To do -> Lines that contain "username" are to be counted; give only their number.

Entries supplied ->

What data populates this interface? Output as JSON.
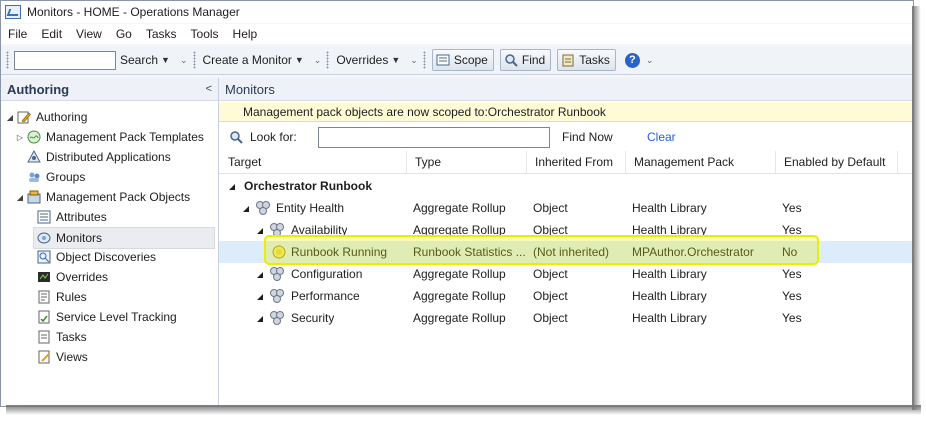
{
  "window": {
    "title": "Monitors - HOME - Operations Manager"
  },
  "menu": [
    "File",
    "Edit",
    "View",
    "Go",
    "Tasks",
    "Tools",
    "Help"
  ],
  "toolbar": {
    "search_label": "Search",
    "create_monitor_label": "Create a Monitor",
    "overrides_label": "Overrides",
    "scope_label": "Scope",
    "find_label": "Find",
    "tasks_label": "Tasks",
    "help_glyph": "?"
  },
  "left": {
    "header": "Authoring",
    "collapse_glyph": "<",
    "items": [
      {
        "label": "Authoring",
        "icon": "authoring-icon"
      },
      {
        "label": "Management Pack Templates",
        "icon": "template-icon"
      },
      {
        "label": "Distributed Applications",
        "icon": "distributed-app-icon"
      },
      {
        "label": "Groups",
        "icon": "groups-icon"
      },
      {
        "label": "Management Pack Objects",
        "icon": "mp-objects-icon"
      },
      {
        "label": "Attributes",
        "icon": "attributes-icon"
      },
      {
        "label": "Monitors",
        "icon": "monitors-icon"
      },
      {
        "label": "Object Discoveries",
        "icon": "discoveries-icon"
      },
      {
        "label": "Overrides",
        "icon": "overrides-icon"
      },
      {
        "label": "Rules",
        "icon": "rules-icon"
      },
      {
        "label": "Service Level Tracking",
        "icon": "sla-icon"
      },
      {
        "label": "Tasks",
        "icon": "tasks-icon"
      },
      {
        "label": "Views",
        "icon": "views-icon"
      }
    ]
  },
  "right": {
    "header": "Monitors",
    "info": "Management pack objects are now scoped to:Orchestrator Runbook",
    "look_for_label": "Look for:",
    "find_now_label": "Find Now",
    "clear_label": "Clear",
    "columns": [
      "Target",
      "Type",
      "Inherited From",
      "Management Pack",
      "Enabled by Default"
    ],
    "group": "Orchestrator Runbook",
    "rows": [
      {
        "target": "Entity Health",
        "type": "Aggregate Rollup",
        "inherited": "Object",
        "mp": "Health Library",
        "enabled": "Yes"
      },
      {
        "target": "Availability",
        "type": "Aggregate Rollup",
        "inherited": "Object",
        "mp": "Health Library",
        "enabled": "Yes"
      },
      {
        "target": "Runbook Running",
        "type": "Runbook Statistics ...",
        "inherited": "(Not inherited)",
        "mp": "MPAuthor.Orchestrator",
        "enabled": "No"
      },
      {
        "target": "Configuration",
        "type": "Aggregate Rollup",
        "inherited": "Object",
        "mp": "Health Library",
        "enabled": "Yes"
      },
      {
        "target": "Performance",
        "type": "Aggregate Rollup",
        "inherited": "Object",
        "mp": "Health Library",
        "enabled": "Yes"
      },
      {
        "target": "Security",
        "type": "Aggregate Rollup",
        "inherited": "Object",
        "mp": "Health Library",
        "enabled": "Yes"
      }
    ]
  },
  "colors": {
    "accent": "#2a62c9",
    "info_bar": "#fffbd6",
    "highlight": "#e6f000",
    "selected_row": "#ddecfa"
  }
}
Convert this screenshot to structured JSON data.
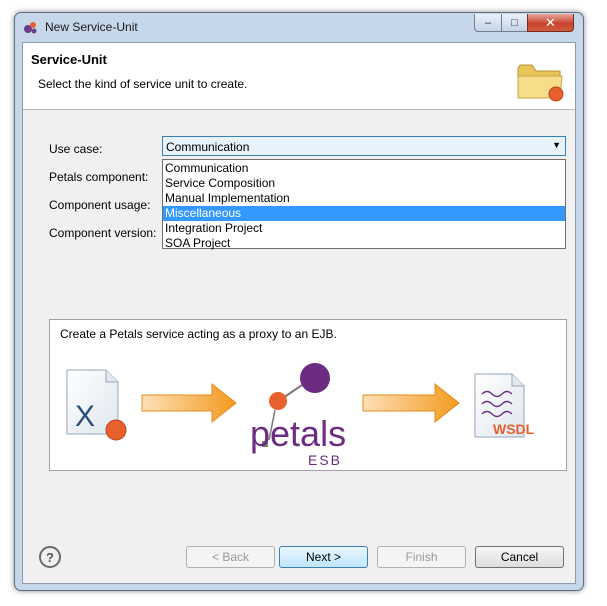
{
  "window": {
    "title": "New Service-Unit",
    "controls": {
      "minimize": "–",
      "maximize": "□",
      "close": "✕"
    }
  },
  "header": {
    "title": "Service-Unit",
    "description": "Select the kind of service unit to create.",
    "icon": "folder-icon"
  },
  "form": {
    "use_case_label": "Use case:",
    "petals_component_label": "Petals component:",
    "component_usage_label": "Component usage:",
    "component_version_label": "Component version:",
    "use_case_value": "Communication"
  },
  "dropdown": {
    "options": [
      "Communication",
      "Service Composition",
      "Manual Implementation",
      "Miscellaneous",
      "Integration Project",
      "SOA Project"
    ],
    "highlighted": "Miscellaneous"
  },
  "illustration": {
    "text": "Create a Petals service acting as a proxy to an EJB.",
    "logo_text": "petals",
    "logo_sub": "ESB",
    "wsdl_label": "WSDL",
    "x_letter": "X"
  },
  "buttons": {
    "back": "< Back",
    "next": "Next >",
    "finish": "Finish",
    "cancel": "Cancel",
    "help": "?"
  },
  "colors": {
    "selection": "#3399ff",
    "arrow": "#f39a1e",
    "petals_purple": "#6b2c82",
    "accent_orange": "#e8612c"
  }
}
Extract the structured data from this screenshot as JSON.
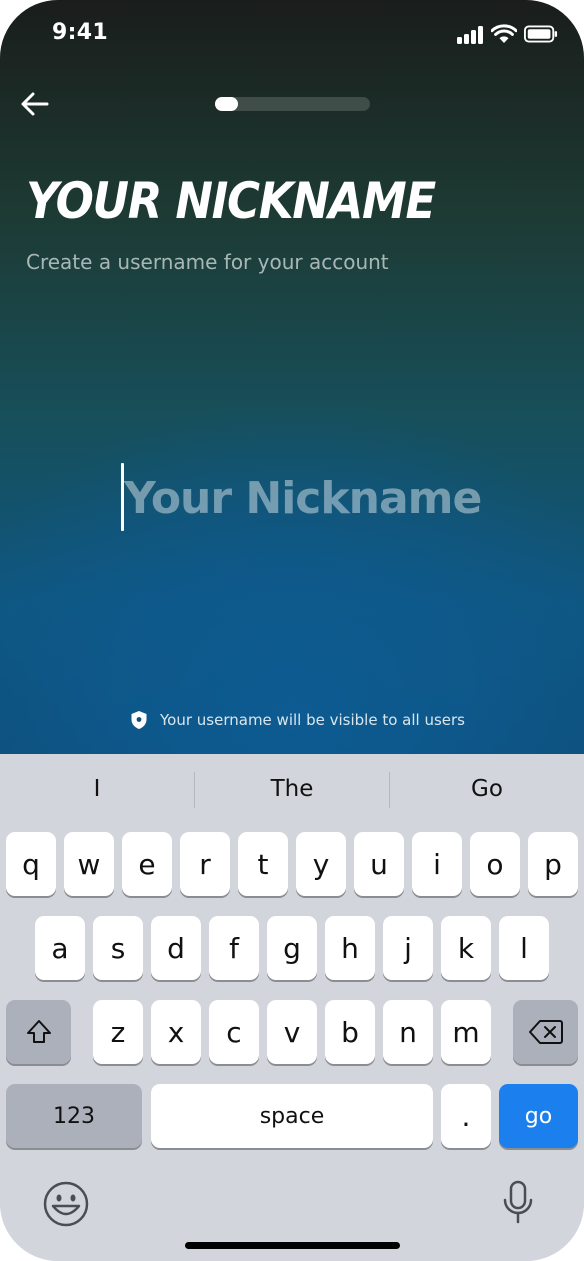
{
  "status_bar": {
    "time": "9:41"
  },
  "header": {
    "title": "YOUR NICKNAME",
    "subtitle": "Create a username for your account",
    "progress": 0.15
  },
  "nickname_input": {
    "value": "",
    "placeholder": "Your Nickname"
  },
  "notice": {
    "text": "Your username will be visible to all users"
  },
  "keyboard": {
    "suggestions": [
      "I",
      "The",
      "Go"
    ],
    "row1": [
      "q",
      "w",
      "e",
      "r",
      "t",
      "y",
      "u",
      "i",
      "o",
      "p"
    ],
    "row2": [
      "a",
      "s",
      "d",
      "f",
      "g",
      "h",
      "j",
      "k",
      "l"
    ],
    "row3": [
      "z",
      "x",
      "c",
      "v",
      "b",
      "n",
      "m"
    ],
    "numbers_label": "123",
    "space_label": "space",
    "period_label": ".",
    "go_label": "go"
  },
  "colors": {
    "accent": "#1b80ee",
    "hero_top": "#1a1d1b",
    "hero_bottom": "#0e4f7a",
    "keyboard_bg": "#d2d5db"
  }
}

...

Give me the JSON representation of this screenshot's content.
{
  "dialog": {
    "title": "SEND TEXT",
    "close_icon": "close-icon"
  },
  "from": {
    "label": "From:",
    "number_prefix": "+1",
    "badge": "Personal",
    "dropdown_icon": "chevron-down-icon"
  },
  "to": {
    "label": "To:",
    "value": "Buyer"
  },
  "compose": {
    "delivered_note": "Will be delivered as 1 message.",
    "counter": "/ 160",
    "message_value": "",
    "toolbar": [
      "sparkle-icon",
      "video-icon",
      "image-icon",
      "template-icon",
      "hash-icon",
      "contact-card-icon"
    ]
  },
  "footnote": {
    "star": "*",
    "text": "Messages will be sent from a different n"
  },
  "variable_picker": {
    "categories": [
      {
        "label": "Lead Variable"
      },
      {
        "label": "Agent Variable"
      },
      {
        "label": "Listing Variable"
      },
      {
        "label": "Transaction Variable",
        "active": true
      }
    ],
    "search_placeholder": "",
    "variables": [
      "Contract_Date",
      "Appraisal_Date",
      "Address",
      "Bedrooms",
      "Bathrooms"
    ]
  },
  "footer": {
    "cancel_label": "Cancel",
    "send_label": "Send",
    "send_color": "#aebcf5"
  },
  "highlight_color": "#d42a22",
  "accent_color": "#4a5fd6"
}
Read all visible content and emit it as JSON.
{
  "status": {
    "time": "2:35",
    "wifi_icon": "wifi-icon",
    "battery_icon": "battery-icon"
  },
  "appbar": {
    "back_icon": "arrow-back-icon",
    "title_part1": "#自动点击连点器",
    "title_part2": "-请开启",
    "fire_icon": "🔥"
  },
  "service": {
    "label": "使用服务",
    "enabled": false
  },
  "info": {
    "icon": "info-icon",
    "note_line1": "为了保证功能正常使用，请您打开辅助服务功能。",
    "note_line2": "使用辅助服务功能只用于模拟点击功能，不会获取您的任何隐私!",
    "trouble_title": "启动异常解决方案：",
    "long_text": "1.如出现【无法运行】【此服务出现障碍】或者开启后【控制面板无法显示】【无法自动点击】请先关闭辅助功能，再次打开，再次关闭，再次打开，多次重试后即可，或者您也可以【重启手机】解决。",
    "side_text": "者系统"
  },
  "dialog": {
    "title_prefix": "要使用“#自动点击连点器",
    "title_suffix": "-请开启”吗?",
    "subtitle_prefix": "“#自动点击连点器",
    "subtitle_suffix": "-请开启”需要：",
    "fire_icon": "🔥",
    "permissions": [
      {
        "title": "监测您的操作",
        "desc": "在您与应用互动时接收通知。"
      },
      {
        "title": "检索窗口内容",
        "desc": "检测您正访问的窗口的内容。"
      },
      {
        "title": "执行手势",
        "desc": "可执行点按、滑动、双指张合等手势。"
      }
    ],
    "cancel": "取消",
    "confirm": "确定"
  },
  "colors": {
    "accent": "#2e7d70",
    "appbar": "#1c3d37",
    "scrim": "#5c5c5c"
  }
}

Expected answer -> 2